■ DESCRIPTION OF THE TASK
Collect all lines from the listing that include the string "JSON".

(Stored records)
···

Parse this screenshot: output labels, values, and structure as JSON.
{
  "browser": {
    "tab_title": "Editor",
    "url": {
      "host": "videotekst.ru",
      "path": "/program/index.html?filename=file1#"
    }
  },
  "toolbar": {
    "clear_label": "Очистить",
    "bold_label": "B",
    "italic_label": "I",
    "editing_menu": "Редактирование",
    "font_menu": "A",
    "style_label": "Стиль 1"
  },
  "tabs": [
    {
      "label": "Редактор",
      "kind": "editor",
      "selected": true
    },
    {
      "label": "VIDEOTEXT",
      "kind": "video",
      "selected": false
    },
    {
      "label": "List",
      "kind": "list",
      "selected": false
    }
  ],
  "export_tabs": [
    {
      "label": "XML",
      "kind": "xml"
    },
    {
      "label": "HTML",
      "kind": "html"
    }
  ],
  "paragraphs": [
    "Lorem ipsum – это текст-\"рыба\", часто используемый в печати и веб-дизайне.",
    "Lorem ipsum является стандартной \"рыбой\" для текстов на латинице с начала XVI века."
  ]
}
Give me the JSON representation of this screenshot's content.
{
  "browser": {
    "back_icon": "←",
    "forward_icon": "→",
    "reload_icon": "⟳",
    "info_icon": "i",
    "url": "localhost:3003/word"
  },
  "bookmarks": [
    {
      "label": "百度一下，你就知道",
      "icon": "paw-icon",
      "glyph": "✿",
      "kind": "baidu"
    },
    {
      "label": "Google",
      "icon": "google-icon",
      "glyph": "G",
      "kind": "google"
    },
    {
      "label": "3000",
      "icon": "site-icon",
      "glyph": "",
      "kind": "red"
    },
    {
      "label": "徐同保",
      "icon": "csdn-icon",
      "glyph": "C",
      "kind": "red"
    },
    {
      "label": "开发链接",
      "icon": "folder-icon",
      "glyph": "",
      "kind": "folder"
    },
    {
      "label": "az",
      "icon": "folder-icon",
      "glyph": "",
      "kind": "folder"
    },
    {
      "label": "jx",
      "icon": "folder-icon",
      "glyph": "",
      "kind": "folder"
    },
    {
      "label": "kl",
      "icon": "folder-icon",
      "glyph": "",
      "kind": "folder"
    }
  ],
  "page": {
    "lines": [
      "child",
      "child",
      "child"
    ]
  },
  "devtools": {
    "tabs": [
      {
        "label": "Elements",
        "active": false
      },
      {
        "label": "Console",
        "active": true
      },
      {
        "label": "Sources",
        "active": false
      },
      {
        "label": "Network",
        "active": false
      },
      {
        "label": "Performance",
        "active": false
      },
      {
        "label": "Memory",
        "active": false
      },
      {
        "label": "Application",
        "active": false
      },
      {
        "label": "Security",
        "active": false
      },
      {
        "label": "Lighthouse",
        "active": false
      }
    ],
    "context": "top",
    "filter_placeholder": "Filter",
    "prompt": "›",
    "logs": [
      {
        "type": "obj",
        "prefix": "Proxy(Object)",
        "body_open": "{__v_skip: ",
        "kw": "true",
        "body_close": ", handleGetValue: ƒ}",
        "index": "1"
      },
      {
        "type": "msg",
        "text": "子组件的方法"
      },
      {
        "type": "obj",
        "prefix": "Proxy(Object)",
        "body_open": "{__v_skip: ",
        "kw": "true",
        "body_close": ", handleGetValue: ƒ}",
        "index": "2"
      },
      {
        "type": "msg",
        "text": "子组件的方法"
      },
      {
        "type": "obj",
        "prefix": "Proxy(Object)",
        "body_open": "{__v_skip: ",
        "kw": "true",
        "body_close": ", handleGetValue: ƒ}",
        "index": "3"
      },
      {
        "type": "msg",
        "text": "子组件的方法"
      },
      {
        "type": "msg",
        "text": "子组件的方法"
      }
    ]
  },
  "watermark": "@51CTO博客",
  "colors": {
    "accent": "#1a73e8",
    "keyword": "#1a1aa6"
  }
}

···

■ TASK RESPONSE
Parse this screenshot: output labels, values, and structure as JSON.
Give me the JSON representation of this screenshot's content.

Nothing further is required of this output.